(TASK TO CARRY OUT) Reproduce the full listing below unchanged, apart from the pictures.

* Start MATERIAL SHOWN *

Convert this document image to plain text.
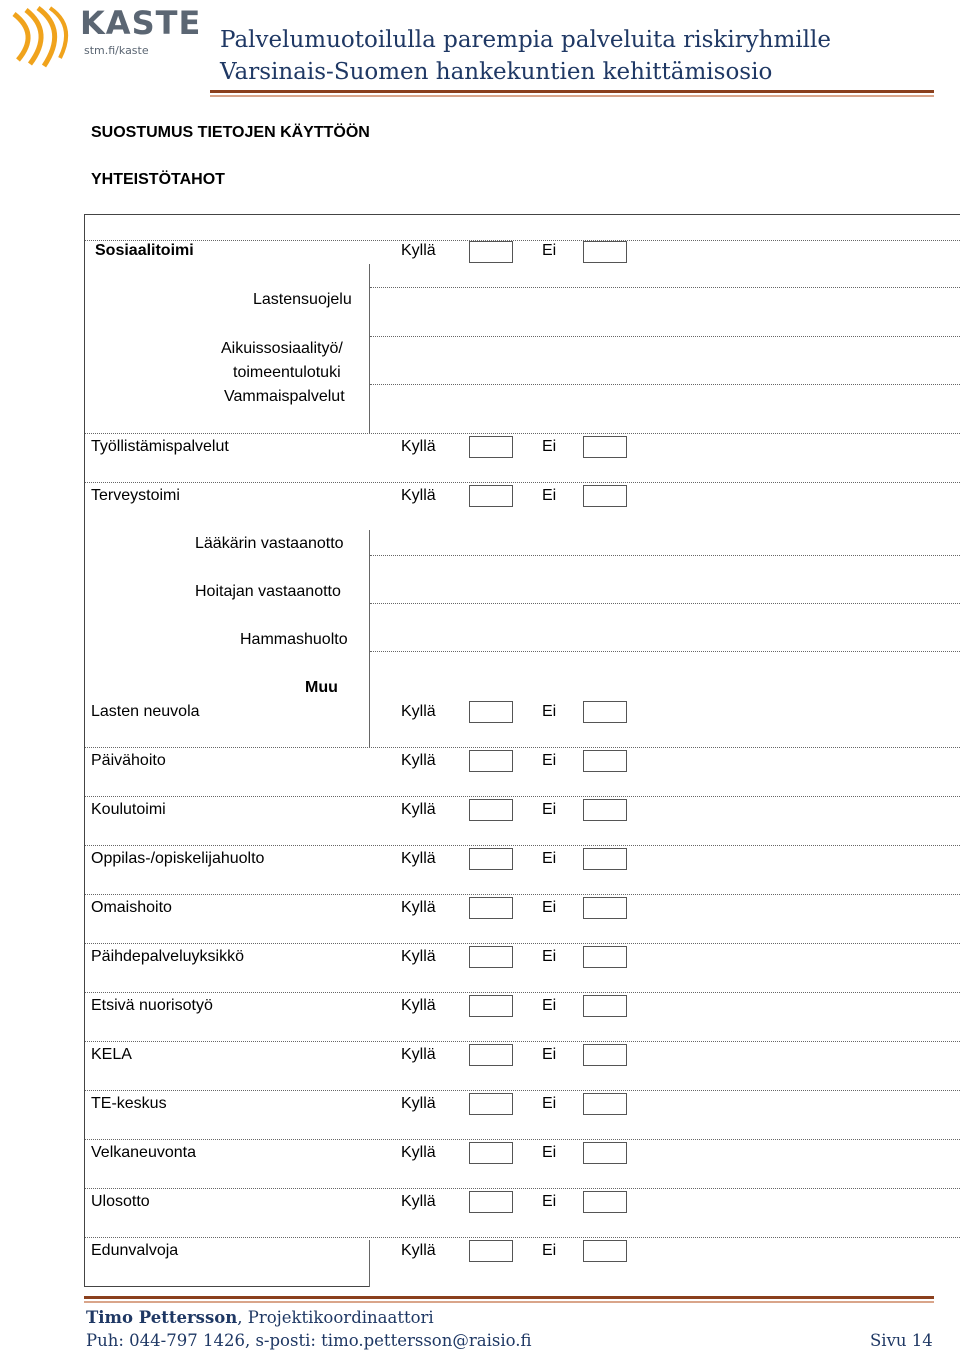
KASTE
stm.fi/kaste	Palvelumuotoilulla parempia palveluita riskiryhmille
Varsinais-Suomen hankekuntien kehittämisosio
SUOSTUMUS TIETOJEN KÄYTTÖÖN
YHTEISTÖTAHOT
Sosiaalitoimi	Kyllä	Ei
Lastensuojelu
Aikuissosiaalityö/
toimeentulotuki
Vammaispalvelut
Työllistämispalvelut	Kyllä	Ei
Terveystoimi	Kyllä	Ei
Lääkärin vastaanotto
Hoitajan vastaanotto
Hammashuolto
Muu
Lasten neuvola	Kyllä	Ei
Päivähoito	Kyllä	Ei
Koulutoimi	Kyllä	Ei
Oppilas-/opiskelijahuolto	Kyllä	Ei
Omaishoito	Kyllä	Ei
Päihdepalveluyksikkö	Kyllä	Ei
Etsivä nuorisotyö	Kyllä	Ei
KELA	Kyllä	Ei
TE-keskus	Kyllä	Ei
Velkaneuvonta	Kyllä	Ei
Ulosotto	Kyllä	Ei
Edunvalvoja	Kyllä	Ei
Timo Pettersson, Projektikoordinaattori
Puh: 044-797 1426, s-posti: timo.pettersson@raisio.fi	Sivu 14
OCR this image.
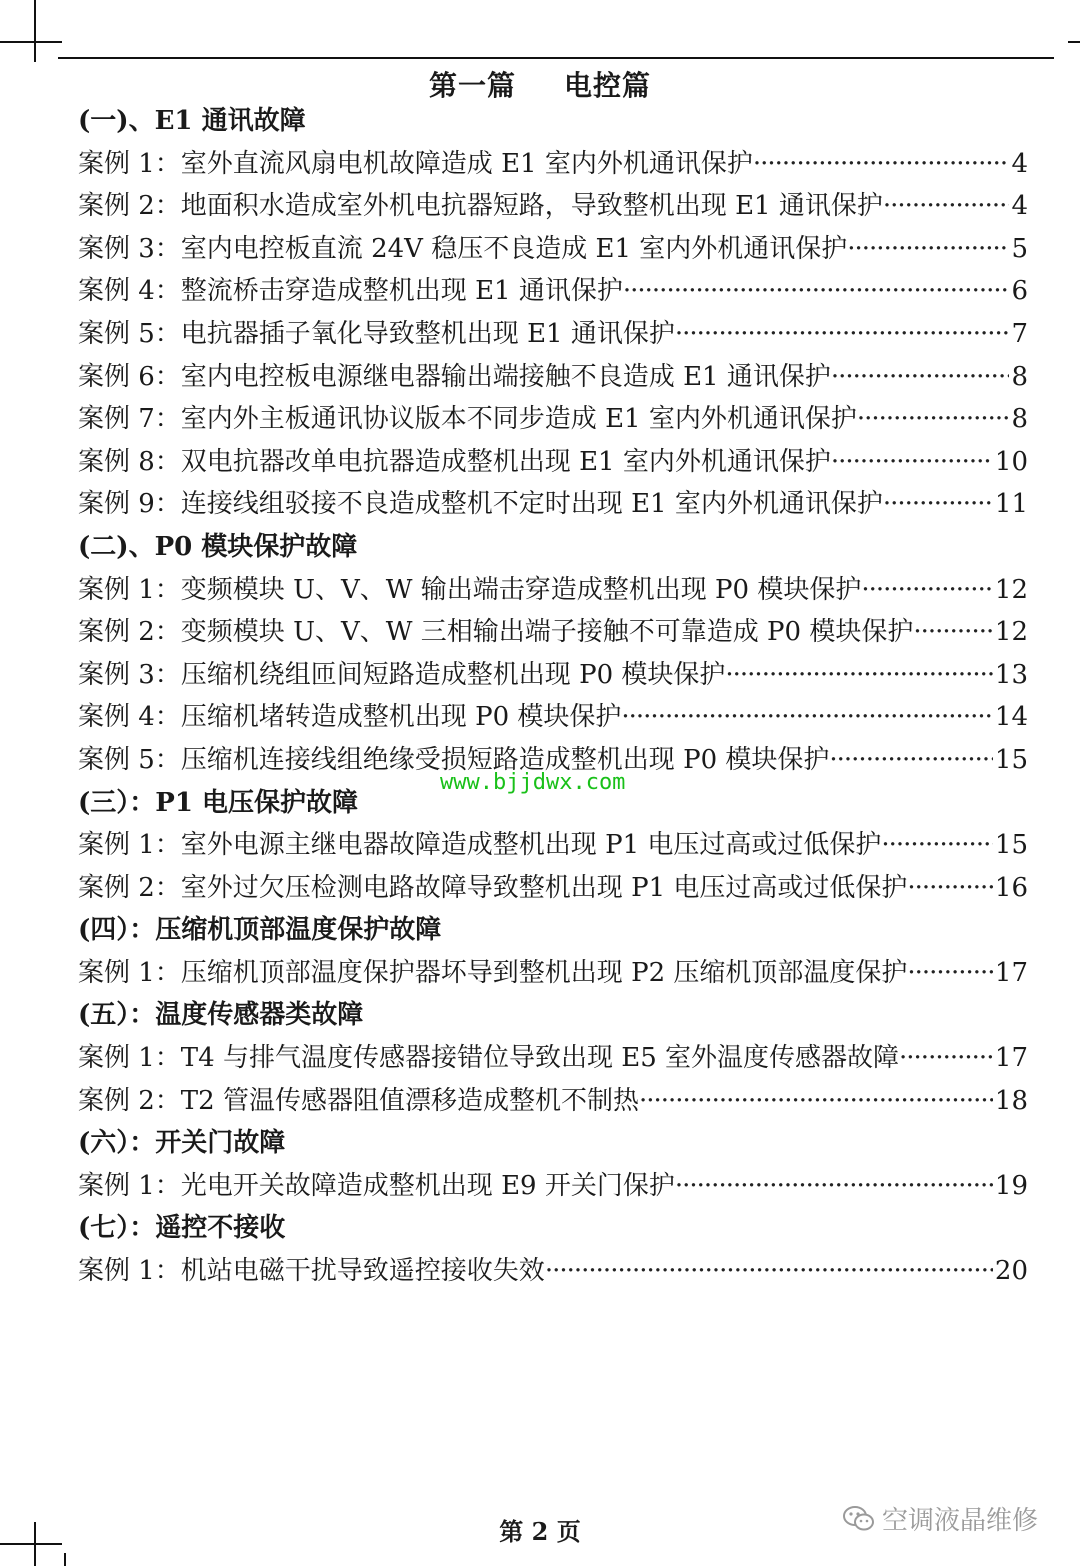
第一篇 电控篇
(一)、E1 通讯故障
案例 1：室外直流风扇电机故障造成 E1 室内外机通讯保护 ·····	4
案例 2：地面积水造成室外机电抗器短路，导致整机出现 E1 通讯保护 ·····	4
案例 3：室内电控板直流 24V 稳压不良造成 E1 室内外机通讯保护 ·····	5
案例 4：整流桥击穿造成整机出现 E1 通讯保护 ·····	6
案例 5：电抗器插子氧化导致整机出现 E1 通讯保护 ·····	7
案例 6：室内电控板电源继电器输出端接触不良造成 E1 通讯保护 ·····	8
案例 7：室内外主板通讯协议版本不同步造成 E1 室内外机通讯保护 ·····	8
案例 8：双电抗器改单电抗器造成整机出现 E1 室内外机通讯保护 ·····	10
案例 9：连接线组驳接不良造成整机不定时出现 E1 室内外机通讯保护 ·····	11
(二)、P0 模块保护故障
案例 1：变频模块 U、V、W 输出端击穿造成整机出现 P0 模块保护 ·····	12
案例 2：变频模块 U、V、W 三相输出端子接触不可靠造成 P0 模块保护 ·····	12
案例 3：压缩机绕组匝间短路造成整机出现 P0 模块保护 ·····	13
案例 4：压缩机堵转造成整机出现 P0 模块保护 ·····	14
案例 5：压缩机连接线组绝缘受损短路造成整机出现 P0 模块保护 ·····	15
(三）：P1 电压保护故障
案例 1：室外电源主继电器故障造成整机出现 P1 电压过高或过低保护 ·····	15
案例 2：室外过欠压检测电路故障导致整机出现 P1 电压过高或过低保护 ·····	16
(四）：压缩机顶部温度保护故障
案例 1：压缩机顶部温度保护器坏导到整机出现 P2 压缩机顶部温度保护 ·····	17
(五）：温度传感器类故障
案例 1：T4 与排气温度传感器接错位导致出现 E5 室外温度传感器故障 ·····	17
案例 2：T2 管温传感器阻值漂移造成整机不制热 ·····	18
(六）：开关门故障
案例 1：光电开关故障造成整机出现 E9 开关门保护 ·····	19
(七）：遥控不接收
案例 1：机站电磁干扰导致遥控接收失效 ·····	20
www.bjjdwx.com
第 2 页	空调液晶维修
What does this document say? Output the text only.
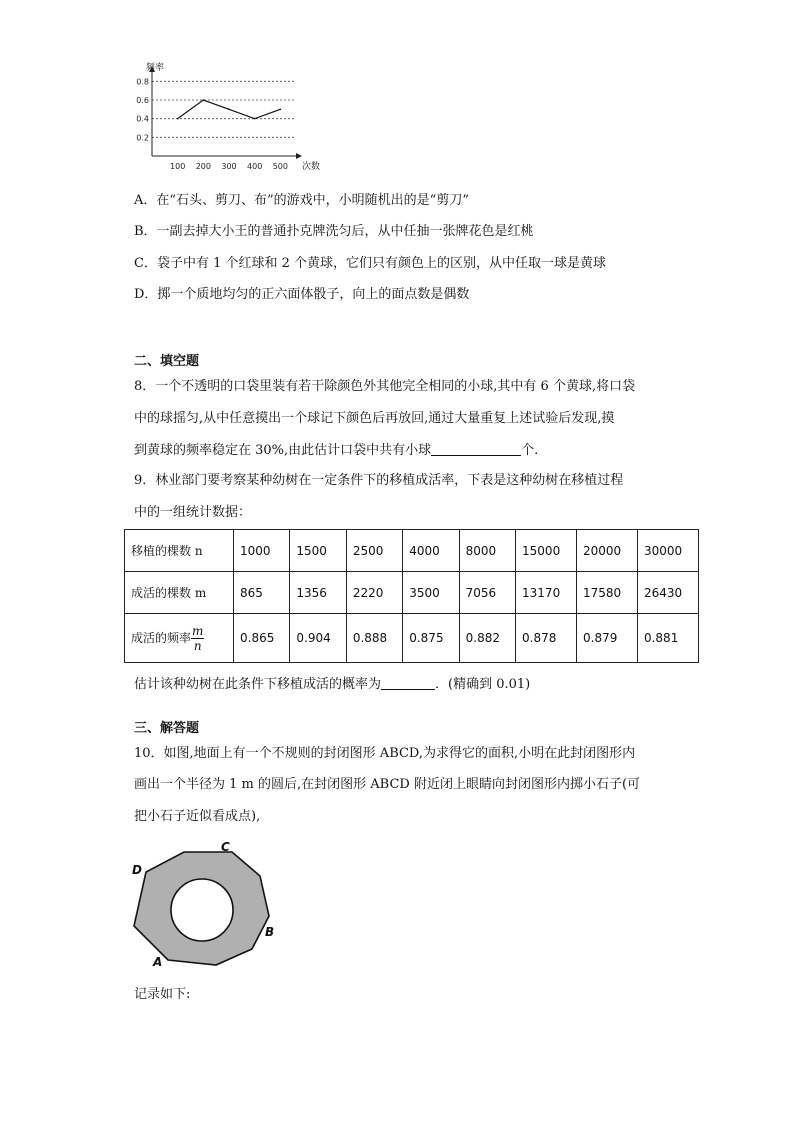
0.8
0.6
0.4
0.2
100 200 300 400 500
频率
次数
A．在“石头、剪刀、布”的游戏中，小明随机出的是“剪刀”
B．一副去掉大小王的普通扑克牌洗匀后，从中任抽一张牌花色是红桃
C．袋子中有 1 个红球和 2 个黄球，它们只有颜色上的区别，从中任取一球是黄球
D．掷一个质地均匀的正六面体骰子，向上的面点数是偶数
二、填空题
8．一个不透明的口袋里装有若干除颜色外其他完全相同的小球,其中有 6 个黄球,将口袋
中的球摇匀,从中任意摸出一个球记下颜色后再放回,通过大量重复上述试验后发现,摸
到黄球的频率稳定在 30%,由此估计口袋中共有小球	个.
9．林业部门要考察某种幼树在一定条件下的移植成活率，下表是这种幼树在移植过程
中的一组统计数据：
移植的棵数 n	1000	1500	2500	4000	8000	15000	20000	30000
成活的棵数 m	865	1356	2220	3500	7056	13170	17580	26430
成活的频率 $\frac{m}{n}$	0.865	0.904	0.888	0.875	0.882	0.878	0.879	0.881
估计该种幼树在此条件下移植成活的概率为	．(精确到 0.01)
三、解答题
10．如图,地面上有一个不规则的封闭图形 ABCD,为求得它的面积,小明在此封闭图形内
画出一个半径为 1 m 的圆后,在封闭图形 ABCD 附近闭上眼睛向封闭图形内掷小石子(可
把小石子近似看成点),
D
C
B
A
记录如下:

* End MATERIAL SHOWN *

(FINAL RESULT)
Convert this document image to plain text.
KASTE
stm.fi/kaste	Palvelumuotoilulla parempia palveluita riskiryhmille
Varsinais-Suomen hankekuntien kehittämisosio
SUOSTUMUS TIETOJEN KÄYTTÖÖN
YHTEISTÖTAHOT
Sosiaalitoimi	Kyllä	Ei
Lastensuojelu
Aikuissosiaalityö/
toimeentulotuki
Vammaispalvelut
Työllistämispalvelut	Kyllä	Ei
Terveystoimi	Kyllä	Ei
Lääkärin vastaanotto
Hoitajan vastaanotto
Hammashuolto
Muu
Lasten neuvola	Kyllä	Ei
Päivähoito	Kyllä	Ei
Koulutoimi	Kyllä	Ei
Oppilas-/opiskelijahuolto	Kyllä	Ei
Omaishoito	Kyllä	Ei
Päihdepalveluyksikkö	Kyllä	Ei
Etsivä nuorisotyö	Kyllä	Ei
KELA	Kyllä	Ei
TE-keskus	Kyllä	Ei
Velkaneuvonta	Kyllä	Ei
Ulosotto	Kyllä	Ei
Edunvalvoja	Kyllä	Ei
Timo Pettersson, Projektikoordinaattori
Puh: 044-797 1426, s-posti: timo.pettersson@raisio.fi	Sivu 14
OCR this image.
第一篇 电控篇
(一)、E1 通讯故障
案例 1：室外直流风扇电机故障造成 E1 室内外机通讯保护 ·····	4
案例 2：地面积水造成室外机电抗器短路，导致整机出现 E1 通讯保护 ·····	4
案例 3：室内电控板直流 24V 稳压不良造成 E1 室内外机通讯保护 ·····	5
案例 4：整流桥击穿造成整机出现 E1 通讯保护 ·····	6
案例 5：电抗器插子氧化导致整机出现 E1 通讯保护 ·····	7
案例 6：室内电控板电源继电器输出端接触不良造成 E1 通讯保护 ·····	8
案例 7：室内外主板通讯协议版本不同步造成 E1 室内外机通讯保护 ·····	8
案例 8：双电抗器改单电抗器造成整机出现 E1 室内外机通讯保护 ·····	10
案例 9：连接线组驳接不良造成整机不定时出现 E1 室内外机通讯保护 ·····	11
(二)、P0 模块保护故障
案例 1：变频模块 U、V、W 输出端击穿造成整机出现 P0 模块保护 ·····	12
案例 2：变频模块 U、V、W 三相输出端子接触不可靠造成 P0 模块保护 ·····	12
案例 3：压缩机绕组匝间短路造成整机出现 P0 模块保护 ·····	13
案例 4：压缩机堵转造成整机出现 P0 模块保护 ·····	14
案例 5：压缩机连接线组绝缘受损短路造成整机出现 P0 模块保护 ·····	15
(三）：P1 电压保护故障
案例 1：室外电源主继电器故障造成整机出现 P1 电压过高或过低保护 ·····	15
案例 2：室外过欠压检测电路故障导致整机出现 P1 电压过高或过低保护 ·····	16
(四）：压缩机顶部温度保护故障
案例 1：压缩机顶部温度保护器坏导到整机出现 P2 压缩机顶部温度保护 ·····	17
(五）：温度传感器类故障
案例 1：T4 与排气温度传感器接错位导致出现 E5 室外温度传感器故障 ·····	17
案例 2：T2 管温传感器阻值漂移造成整机不制热 ·····	18
(六）：开关门故障
案例 1：光电开关故障造成整机出现 E9 开关门保护 ·····	19
(七）：遥控不接收
案例 1：机站电磁干扰导致遥控接收失效 ·····	20
www.bjjdwx.com
第 2 页	空调液晶维修
What does this document say? Output the text only.
0.8
0.6
0.4
0.2
100 200 300 400 500
频率
次数
A．在“石头、剪刀、布”的游戏中，小明随机出的是“剪刀”
B．一副去掉大小王的普通扑克牌洗匀后，从中任抽一张牌花色是红桃
C．袋子中有 1 个红球和 2 个黄球，它们只有颜色上的区别，从中任取一球是黄球
D．掷一个质地均匀的正六面体骰子，向上的面点数是偶数
二、填空题
8．一个不透明的口袋里装有若干除颜色外其他完全相同的小球,其中有 6 个黄球,将口袋
中的球摇匀,从中任意摸出一个球记下颜色后再放回,通过大量重复上述试验后发现,摸
到黄球的频率稳定在 30%,由此估计口袋中共有小球	个.
9．林业部门要考察某种幼树在一定条件下的移植成活率，下表是这种幼树在移植过程
中的一组统计数据：
移植的棵数 n	1000	1500	2500	4000	8000	15000	20000	30000
成活的棵数 m	865	1356	2220	3500	7056	13170	17580	26430
成活的频率 $\frac{m}{n}$	0.865	0.904	0.888	0.875	0.882	0.878	0.879	0.881
估计该种幼树在此条件下移植成活的概率为	．(精确到 0.01)
三、解答题
10．如图,地面上有一个不规则的封闭图形 ABCD,为求得它的面积,小明在此封闭图形内
画出一个半径为 1 m 的圆后,在封闭图形 ABCD 附近闭上眼睛向封闭图形内掷小石子(可
把小石子近似看成点),
D
C
B
A
记录如下:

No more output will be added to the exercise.